So, I tell you, when we were putting together and crafting the third book in the Rush Revere Time-Travel Adventures with Exceptional Americans series, the American history books for kids, we purposely — and I was chomping at the bit to tell everybody this beforehand, but I couldn’t because it just wouldn’t make any sense to you. But we timed the release of the latest book to coincide with Veterans Day.

Because the whole book is a dedication to modern day American military, and we spent a lot of time putting this book together and planning it with the other two so that the release date would coincide with Veterans Day. The release date was October 28th. Today is Veterans Day. So it’s a couple weeks after, and we’re within that ballgame. What we’ve done here… See, we live in the greatest country on earth, folks, and our history is just incredible.

Our mission in these books is to tell the story of the founding of this country in a relatable way, in a fun way that actually takes young readers to these moments, these seminal moments of American history and puts them in these moments and makes them part of the history. They actually have conversations. The reader participates in dialogue with famous Americans that made this country possible.

So they’re actual adventures.

We thought the best plan, the best way to do this would be to take them right to the action so they can experience all of these amazing events like the Pilgrims arriving and setting up their colony, the Boston Tea Party, Lexington, Concord — and we still have a lot to go in future books. But what we did with this one, is we combined one of the realities of modern military life, particularly those who are deployed. That is separation of families.

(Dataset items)
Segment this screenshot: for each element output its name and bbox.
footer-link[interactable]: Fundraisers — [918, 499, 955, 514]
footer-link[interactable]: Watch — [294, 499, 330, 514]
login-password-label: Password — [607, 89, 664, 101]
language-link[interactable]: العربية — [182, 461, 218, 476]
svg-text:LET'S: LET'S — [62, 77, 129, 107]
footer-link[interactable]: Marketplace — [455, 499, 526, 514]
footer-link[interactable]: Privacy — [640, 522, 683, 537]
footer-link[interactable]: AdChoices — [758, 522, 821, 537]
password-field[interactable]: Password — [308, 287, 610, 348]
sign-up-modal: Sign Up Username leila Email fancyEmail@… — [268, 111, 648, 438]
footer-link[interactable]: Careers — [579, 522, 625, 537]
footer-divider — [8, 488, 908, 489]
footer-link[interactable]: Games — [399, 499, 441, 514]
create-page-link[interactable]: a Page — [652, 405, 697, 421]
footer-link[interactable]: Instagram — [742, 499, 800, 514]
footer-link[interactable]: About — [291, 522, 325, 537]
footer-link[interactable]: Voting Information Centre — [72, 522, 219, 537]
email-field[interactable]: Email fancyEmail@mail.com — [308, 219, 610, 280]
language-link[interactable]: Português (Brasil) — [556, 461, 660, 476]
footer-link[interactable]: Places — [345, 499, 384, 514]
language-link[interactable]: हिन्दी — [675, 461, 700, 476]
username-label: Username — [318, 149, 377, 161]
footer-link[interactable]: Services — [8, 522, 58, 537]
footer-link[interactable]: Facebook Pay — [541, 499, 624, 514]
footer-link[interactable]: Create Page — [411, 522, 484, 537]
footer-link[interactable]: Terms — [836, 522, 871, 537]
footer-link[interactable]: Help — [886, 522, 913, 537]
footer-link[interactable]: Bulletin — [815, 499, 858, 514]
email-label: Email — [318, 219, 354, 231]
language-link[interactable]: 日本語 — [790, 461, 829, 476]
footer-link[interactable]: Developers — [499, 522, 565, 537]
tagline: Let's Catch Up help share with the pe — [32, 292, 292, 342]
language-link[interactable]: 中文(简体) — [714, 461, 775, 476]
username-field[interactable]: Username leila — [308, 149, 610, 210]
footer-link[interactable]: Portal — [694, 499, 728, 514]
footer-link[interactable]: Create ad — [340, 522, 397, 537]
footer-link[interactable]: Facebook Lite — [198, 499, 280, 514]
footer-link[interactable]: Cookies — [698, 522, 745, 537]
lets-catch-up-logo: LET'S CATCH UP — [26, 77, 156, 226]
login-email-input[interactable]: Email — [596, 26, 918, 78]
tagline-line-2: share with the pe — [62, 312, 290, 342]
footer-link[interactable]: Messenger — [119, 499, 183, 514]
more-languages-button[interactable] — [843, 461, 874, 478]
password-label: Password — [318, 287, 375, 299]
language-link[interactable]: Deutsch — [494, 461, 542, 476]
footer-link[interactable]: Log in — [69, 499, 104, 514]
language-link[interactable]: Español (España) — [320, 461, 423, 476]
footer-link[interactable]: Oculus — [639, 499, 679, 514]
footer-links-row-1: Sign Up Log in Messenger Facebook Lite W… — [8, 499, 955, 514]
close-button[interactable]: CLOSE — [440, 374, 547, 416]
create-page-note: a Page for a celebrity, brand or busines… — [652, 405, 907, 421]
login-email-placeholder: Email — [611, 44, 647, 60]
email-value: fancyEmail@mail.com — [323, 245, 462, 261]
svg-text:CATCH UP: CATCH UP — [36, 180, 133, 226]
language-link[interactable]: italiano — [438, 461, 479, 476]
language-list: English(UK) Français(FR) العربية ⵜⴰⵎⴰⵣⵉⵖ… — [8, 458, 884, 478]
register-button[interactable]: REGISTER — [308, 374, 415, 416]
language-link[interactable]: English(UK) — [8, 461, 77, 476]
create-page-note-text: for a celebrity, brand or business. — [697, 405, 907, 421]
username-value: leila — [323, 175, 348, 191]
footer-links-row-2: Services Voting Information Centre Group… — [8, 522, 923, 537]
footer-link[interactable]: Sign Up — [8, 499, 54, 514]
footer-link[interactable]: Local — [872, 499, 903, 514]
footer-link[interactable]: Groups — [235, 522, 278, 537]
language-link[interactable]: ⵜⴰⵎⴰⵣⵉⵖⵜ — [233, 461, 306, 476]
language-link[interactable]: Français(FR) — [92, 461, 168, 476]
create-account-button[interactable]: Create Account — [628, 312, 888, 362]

ASSIGNED TASK:
According to the passage on the Rush Revere books, what was the release date of the third book? The lines are unrelated to this exercise.

RESPONSE TO THE TASK:
October 28th.